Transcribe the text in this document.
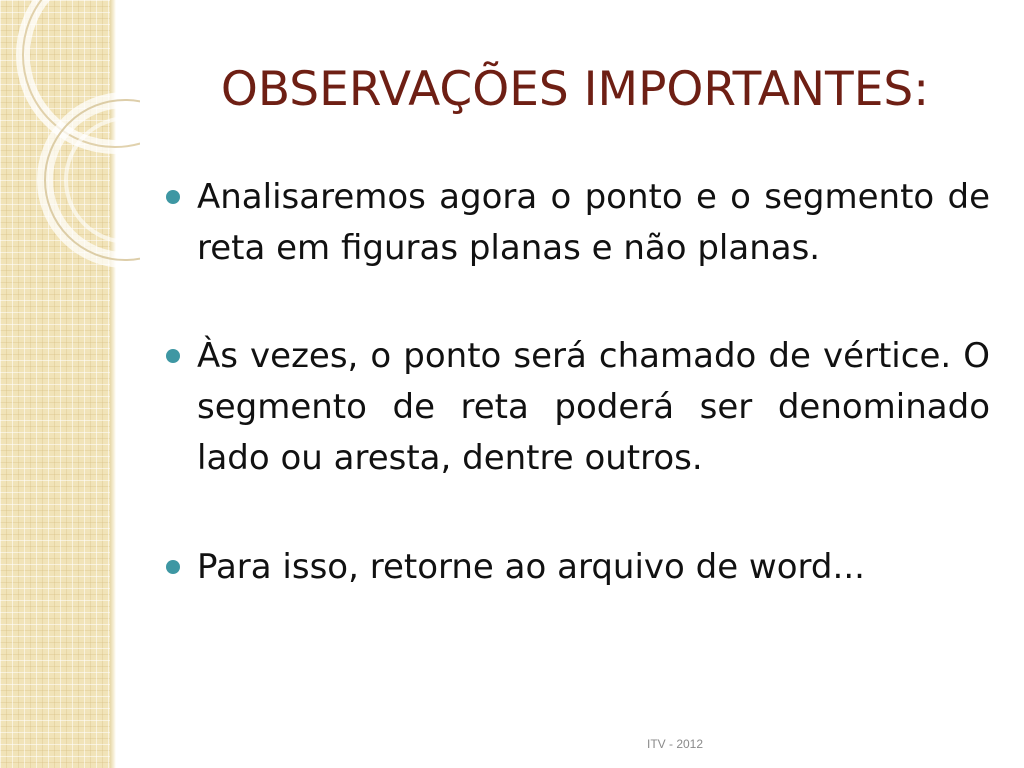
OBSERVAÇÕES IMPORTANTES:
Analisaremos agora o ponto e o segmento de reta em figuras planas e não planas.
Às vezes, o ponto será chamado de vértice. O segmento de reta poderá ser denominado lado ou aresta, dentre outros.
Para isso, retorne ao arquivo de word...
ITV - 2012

* Task objective
All entries must be written out again exactly as given, with no pictures in the copy.

* Exercise response
Transcribe the text in this document.
OBSERVAÇÕES IMPORTANTES:
Analisaremos agora o ponto e o segmento de reta em figuras planas e não planas.
Às vezes, o ponto será chamado de vértice. O segmento de reta poderá ser denominado lado ou aresta, dentre outros.
Para isso, retorne ao arquivo de word...
ITV - 2012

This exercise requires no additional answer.